▶ **What the task requires**:
Extract, from the listing that follows, each line containing the word "class".
============================================================
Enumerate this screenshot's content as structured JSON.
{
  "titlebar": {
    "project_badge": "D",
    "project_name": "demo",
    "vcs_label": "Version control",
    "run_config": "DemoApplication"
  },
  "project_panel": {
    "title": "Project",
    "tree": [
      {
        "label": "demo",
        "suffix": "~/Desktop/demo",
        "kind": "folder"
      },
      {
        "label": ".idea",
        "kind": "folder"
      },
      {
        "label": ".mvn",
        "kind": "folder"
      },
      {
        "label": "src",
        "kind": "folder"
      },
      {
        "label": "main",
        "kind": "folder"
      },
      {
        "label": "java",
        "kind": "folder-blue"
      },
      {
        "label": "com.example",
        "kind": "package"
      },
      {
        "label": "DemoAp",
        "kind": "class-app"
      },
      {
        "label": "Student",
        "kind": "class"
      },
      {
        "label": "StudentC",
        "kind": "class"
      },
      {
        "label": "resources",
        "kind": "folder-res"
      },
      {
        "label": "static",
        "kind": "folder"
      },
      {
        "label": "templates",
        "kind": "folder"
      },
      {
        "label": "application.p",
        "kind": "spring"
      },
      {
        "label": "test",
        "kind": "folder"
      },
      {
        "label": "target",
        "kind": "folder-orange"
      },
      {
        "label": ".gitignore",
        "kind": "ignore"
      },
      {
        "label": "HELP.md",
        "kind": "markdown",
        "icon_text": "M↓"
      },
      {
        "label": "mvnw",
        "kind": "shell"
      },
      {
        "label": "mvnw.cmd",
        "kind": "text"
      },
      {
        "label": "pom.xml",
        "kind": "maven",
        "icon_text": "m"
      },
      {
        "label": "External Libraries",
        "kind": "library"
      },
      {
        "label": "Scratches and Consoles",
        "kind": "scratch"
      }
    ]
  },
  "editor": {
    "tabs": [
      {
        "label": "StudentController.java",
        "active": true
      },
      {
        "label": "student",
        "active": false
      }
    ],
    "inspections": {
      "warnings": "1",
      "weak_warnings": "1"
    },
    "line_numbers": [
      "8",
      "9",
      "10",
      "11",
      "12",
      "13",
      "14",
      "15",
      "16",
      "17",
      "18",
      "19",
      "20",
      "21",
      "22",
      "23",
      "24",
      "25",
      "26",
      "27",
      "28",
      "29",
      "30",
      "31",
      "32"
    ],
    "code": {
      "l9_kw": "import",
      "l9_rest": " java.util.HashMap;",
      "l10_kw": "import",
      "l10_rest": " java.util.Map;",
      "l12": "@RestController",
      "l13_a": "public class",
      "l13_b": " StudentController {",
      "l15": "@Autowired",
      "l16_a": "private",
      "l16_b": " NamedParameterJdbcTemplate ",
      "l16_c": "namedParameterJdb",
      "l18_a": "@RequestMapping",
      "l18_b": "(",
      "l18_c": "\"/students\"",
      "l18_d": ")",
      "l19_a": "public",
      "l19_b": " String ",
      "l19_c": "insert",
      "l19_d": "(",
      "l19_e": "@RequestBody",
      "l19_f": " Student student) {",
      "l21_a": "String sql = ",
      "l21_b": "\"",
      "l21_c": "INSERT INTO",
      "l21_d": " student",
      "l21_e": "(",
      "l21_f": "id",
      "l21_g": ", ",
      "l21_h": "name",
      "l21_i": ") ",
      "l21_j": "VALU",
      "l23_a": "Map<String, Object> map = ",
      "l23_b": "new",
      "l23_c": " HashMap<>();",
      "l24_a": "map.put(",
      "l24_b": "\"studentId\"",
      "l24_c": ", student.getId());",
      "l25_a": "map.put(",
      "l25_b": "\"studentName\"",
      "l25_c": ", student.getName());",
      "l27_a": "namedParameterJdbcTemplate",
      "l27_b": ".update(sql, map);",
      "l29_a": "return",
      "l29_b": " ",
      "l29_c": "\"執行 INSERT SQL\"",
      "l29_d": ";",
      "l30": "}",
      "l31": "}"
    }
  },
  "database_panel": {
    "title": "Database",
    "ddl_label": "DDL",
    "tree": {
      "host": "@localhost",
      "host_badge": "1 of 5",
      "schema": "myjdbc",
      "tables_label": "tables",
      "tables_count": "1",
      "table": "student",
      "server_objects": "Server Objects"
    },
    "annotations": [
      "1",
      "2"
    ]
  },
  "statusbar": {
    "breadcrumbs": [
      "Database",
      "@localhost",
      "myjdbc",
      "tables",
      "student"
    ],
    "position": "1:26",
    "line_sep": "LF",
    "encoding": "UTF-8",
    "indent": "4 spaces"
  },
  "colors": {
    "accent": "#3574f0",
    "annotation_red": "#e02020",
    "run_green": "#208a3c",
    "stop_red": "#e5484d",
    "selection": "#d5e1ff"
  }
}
============================================================
▶ **In response**:
        "kind": "class-app"
        "kind": "class"
        "kind": "class"
      "l13_a": "public class",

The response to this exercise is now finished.